Stated goal
Please repeat all of the lines that follow, exactly as written.

## Begin Supplied records

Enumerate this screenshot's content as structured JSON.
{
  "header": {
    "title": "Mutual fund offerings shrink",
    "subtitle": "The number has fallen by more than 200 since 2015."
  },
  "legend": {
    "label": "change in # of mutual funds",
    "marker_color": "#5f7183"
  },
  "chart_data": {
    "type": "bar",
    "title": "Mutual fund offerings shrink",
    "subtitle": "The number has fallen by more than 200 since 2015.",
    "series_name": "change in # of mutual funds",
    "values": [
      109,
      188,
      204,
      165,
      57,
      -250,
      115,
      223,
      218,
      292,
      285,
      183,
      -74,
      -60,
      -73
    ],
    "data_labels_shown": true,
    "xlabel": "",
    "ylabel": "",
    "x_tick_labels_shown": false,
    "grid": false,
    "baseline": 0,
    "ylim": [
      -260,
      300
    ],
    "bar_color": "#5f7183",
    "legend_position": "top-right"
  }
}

## End Supplied records

Exercise solution
Enumerate this screenshot's content as structured JSON.
{
  "header": {
    "title": "Mutual fund offerings shrink",
    "subtitle": "The number has fallen by more than 200 since 2015."
  },
  "legend": {
    "label": "change in # of mutual funds",
    "marker_color": "#5f7183"
  },
  "chart_data": {
    "type": "bar",
    "title": "Mutual fund offerings shrink",
    "subtitle": "The number has fallen by more than 200 since 2015.",
    "series_name": "change in # of mutual funds",
    "values": [
      109,
      188,
      204,
      165,
      57,
      -250,
      115,
      223,
      218,
      292,
      285,
      183,
      -74,
      -60,
      -73
    ],
    "data_labels_shown": true,
    "xlabel": "",
    "ylabel": "",
    "x_tick_labels_shown": false,
    "grid": false,
    "baseline": 0,
    "ylim": [
      -260,
      300
    ],
    "bar_color": "#5f7183",
    "legend_position": "top-right"
  }
}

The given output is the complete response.